- [Problem details]:
Report the count of lines that carry the string "instruction", and add nothing.

- [Raw records]:
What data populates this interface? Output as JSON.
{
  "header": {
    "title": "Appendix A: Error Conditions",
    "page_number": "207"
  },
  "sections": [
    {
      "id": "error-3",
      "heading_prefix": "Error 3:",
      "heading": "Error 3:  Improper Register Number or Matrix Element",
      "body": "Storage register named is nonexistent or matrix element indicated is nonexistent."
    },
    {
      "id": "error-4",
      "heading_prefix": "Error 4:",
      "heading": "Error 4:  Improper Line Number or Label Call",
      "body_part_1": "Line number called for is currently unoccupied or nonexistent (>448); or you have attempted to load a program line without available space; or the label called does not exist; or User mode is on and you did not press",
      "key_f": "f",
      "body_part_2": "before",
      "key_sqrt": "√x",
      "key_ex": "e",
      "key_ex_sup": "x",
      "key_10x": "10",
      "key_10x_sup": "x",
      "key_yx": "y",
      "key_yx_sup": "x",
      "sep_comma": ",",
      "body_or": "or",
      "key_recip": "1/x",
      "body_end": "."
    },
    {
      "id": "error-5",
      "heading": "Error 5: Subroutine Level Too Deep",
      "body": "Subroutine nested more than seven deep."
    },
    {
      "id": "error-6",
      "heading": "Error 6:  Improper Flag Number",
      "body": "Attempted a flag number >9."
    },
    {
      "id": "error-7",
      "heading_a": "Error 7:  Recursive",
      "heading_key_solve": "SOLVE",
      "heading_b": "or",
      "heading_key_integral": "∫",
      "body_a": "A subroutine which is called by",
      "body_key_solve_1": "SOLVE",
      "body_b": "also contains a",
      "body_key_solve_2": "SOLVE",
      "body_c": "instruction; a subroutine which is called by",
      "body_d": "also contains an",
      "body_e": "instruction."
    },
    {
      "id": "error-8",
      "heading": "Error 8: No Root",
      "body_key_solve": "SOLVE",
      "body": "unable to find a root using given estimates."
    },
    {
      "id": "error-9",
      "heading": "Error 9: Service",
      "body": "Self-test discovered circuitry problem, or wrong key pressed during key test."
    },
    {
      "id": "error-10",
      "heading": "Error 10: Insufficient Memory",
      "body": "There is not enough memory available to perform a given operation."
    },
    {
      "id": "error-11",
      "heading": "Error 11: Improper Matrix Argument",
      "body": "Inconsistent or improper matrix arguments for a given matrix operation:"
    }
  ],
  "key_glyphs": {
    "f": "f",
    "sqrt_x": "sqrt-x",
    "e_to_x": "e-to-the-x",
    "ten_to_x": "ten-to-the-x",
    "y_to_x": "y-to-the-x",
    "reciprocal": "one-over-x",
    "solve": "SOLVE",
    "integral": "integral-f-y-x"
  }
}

- [Result of the task]:
2